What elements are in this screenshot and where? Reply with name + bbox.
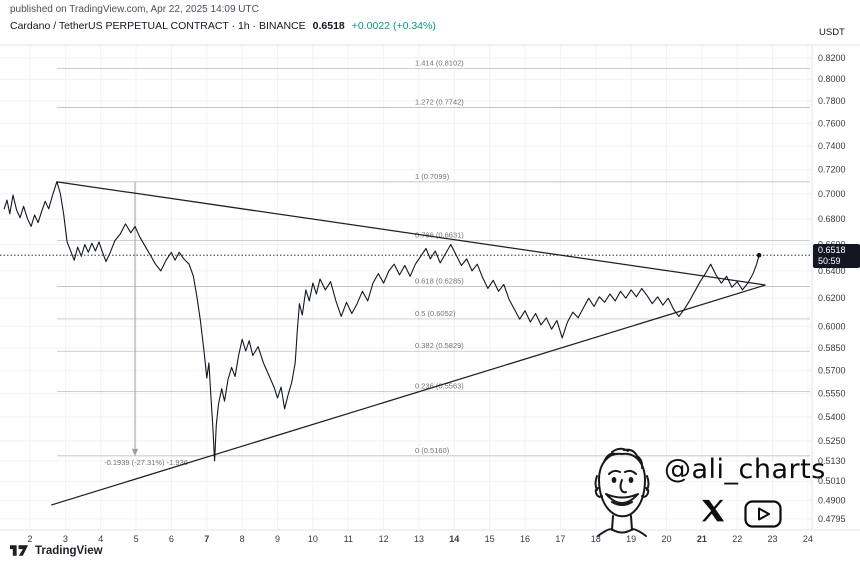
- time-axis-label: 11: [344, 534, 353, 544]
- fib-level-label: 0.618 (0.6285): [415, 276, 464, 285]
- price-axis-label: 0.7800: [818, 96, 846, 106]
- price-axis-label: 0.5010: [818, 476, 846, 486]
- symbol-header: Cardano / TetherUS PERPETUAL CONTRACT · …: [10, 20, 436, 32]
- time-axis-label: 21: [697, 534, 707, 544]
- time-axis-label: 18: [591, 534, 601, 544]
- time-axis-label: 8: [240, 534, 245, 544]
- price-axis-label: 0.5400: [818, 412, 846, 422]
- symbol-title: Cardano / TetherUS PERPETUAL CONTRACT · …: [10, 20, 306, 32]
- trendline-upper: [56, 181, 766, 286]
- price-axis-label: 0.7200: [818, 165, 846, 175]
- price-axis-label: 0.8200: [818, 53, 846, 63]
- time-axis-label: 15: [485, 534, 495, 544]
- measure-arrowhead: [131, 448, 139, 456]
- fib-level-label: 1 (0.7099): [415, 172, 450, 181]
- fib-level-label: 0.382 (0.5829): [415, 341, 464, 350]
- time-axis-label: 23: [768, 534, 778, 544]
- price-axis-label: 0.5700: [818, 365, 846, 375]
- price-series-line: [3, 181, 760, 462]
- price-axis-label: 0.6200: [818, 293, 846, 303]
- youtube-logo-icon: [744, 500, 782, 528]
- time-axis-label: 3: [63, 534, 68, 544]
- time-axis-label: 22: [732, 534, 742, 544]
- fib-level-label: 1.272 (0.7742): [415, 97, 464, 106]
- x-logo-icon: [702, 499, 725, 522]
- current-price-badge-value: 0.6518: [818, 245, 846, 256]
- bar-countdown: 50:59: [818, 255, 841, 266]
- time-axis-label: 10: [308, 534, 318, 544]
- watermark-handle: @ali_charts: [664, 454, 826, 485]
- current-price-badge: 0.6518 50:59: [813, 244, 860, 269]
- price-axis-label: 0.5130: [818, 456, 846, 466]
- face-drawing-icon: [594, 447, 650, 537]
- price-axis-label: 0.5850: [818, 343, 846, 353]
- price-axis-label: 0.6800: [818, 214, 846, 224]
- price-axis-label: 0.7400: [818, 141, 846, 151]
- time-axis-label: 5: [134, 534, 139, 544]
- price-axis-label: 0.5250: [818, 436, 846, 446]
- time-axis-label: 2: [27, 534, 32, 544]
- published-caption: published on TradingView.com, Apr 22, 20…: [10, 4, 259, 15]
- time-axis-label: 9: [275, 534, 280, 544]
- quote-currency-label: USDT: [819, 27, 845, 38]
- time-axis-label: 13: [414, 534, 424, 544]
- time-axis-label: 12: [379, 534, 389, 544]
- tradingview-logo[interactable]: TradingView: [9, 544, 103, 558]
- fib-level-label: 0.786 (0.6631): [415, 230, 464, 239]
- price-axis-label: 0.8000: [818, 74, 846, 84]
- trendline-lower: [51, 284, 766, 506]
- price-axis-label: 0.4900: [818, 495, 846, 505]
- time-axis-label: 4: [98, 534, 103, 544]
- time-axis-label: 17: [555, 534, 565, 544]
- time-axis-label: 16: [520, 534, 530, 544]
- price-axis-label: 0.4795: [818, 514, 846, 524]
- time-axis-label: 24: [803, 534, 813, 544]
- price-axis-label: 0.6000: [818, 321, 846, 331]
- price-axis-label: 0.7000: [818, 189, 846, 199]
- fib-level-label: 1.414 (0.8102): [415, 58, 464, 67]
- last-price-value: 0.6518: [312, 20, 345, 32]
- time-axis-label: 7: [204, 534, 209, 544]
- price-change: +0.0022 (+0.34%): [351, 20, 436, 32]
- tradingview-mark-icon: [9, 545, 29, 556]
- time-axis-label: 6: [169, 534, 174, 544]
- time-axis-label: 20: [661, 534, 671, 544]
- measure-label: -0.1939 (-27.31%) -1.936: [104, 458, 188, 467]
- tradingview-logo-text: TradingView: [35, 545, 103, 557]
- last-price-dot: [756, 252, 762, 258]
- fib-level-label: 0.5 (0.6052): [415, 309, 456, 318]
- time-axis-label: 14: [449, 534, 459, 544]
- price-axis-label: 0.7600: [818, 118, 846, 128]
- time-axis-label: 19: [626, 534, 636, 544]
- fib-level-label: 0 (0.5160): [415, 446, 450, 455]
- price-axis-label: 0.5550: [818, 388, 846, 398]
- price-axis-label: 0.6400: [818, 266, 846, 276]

........

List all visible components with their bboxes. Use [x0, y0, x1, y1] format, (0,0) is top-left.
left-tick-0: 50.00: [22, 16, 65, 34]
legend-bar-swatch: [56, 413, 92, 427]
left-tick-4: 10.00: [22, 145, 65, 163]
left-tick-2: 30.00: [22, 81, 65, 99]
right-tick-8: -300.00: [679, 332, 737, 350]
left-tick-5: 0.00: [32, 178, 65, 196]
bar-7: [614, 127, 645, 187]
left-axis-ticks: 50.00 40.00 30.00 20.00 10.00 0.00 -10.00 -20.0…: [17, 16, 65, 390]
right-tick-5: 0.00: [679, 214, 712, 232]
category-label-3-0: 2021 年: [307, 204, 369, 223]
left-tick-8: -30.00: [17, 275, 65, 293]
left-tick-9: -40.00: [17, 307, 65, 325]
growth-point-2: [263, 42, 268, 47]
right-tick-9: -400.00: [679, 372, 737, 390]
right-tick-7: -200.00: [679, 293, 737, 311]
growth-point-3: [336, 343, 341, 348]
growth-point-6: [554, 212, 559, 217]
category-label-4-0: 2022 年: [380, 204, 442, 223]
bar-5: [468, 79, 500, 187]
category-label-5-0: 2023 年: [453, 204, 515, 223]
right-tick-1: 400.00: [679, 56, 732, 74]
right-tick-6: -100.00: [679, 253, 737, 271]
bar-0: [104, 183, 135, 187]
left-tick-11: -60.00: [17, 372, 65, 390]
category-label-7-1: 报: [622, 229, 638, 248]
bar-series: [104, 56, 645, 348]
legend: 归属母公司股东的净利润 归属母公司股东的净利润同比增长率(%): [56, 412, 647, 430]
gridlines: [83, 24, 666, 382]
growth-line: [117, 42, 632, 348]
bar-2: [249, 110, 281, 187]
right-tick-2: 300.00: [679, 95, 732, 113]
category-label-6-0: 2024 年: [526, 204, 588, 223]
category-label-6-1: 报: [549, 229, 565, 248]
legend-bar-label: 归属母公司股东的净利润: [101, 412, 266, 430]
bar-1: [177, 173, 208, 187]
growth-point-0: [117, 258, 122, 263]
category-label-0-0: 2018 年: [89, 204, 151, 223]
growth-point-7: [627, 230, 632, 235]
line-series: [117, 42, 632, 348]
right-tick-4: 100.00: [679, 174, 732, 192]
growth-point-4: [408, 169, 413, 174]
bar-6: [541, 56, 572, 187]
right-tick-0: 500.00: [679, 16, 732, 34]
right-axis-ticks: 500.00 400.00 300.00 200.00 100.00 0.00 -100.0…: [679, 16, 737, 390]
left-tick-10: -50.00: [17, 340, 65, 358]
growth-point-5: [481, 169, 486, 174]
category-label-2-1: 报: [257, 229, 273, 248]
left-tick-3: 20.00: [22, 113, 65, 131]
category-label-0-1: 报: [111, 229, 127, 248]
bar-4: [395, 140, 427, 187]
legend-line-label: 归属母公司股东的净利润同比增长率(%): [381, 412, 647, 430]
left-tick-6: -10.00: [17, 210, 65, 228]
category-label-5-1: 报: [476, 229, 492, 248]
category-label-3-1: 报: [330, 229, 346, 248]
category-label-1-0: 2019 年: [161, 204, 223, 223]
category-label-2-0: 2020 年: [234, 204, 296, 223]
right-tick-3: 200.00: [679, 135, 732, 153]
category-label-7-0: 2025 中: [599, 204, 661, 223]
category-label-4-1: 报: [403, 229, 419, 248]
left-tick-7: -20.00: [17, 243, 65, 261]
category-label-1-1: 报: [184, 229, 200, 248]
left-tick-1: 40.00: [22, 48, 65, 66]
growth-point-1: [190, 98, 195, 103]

........

* INSTRUCTION:
Can you format everything in the data above, from the line containing "- time-axis-label: 11: [344, 534, 353, 544]" down to the line containing "- trendline-upper: [56, 181, 766, 286]", as a numbered list with blank lines left out?

* WRITTEN SOLUTION:
1. - time-axis-label: 11: [344, 534, 353, 544]
2. - fib-level-label: 0.618 (0.6285): [415, 276, 464, 285]
3. - price-axis-label: 0.7800: [818, 96, 846, 106]
4. - price-axis-label: 0.5010: [818, 476, 846, 486]
5. - symbol-header: Cardano / TetherUS PERPETUAL CONTRACT · …: [10, 20, 436, 32]
6. - time-axis-label: 21: [697, 534, 707, 544]
7. - time-axis-label: 18: [591, 534, 601, 544]
8. - time-axis-label: 8: [240, 534, 245, 544]
9. - price-axis-label: 0.5400: [818, 412, 846, 422]
10. - symbol-title: Cardano / TetherUS PERPETUAL CONTRACT · …: [10, 20, 306, 32]
11. - trendline-upper: [56, 181, 766, 286]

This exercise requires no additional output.